*Records provided*
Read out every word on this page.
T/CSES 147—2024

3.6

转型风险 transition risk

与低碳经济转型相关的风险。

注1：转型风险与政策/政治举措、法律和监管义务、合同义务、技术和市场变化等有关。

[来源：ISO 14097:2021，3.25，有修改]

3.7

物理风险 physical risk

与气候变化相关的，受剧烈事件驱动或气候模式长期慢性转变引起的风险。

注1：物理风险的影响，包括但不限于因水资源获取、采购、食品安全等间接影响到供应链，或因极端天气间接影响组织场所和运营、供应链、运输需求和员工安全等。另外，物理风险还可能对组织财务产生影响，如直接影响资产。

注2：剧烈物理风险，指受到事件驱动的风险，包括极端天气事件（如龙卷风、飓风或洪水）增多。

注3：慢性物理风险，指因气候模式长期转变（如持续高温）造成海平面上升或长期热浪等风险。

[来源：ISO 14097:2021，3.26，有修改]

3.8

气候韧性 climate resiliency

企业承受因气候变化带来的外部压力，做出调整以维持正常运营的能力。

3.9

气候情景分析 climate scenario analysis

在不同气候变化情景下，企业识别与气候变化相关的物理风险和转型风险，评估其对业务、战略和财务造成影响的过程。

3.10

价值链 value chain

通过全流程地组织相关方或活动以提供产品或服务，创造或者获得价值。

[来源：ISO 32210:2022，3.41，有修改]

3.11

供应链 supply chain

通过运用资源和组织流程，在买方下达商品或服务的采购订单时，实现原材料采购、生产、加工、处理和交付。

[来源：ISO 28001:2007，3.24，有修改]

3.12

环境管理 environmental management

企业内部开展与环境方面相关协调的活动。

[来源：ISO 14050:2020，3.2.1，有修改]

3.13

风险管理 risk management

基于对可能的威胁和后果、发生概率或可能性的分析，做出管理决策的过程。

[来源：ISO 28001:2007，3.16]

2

*Written instruction*
Repeat every record, exactly as written.

*The answer*
Read out every word on this page.
T/CSES 147—2024

3.6

转型风险 transition risk

与低碳经济转型相关的风险。

注1：转型风险与政策/政治举措、法律和监管义务、合同义务、技术和市场变化等有关。

[来源：ISO 14097:2021，3.25，有修改]

3.7

物理风险 physical risk

与气候变化相关的，受剧烈事件驱动或气候模式长期慢性转变引起的风险。

注1：物理风险的影响，包括但不限于因水资源获取、采购、食品安全等间接影响到供应链，或因极端天气间接影响组织场所和运营、供应链、运输需求和员工安全等。另外，物理风险还可能对组织财务产生影响，如直接影响资产。

注2：剧烈物理风险，指受到事件驱动的风险，包括极端天气事件（如龙卷风、飓风或洪水）增多。

注3：慢性物理风险，指因气候模式长期转变（如持续高温）造成海平面上升或长期热浪等风险。

[来源：ISO 14097:2021，3.26，有修改]

3.8

气候韧性 climate resiliency

企业承受因气候变化带来的外部压力，做出调整以维持正常运营的能力。

3.9

气候情景分析 climate scenario analysis

在不同气候变化情景下，企业识别与气候变化相关的物理风险和转型风险，评估其对业务、战略和财务造成影响的过程。

3.10

价值链 value chain

通过全流程地组织相关方或活动以提供产品或服务，创造或者获得价值。

[来源：ISO 32210:2022，3.41，有修改]

3.11

供应链 supply chain

通过运用资源和组织流程，在买方下达商品或服务的采购订单时，实现原材料采购、生产、加工、处理和交付。

[来源：ISO 28001:2007，3.24，有修改]

3.12

环境管理 environmental management

企业内部开展与环境方面相关协调的活动。

[来源：ISO 14050:2020，3.2.1，有修改]

3.13

风险管理 risk management

基于对可能的威胁和后果、发生概率或可能性的分析，做出管理决策的过程。

[来源：ISO 28001:2007，3.16]

2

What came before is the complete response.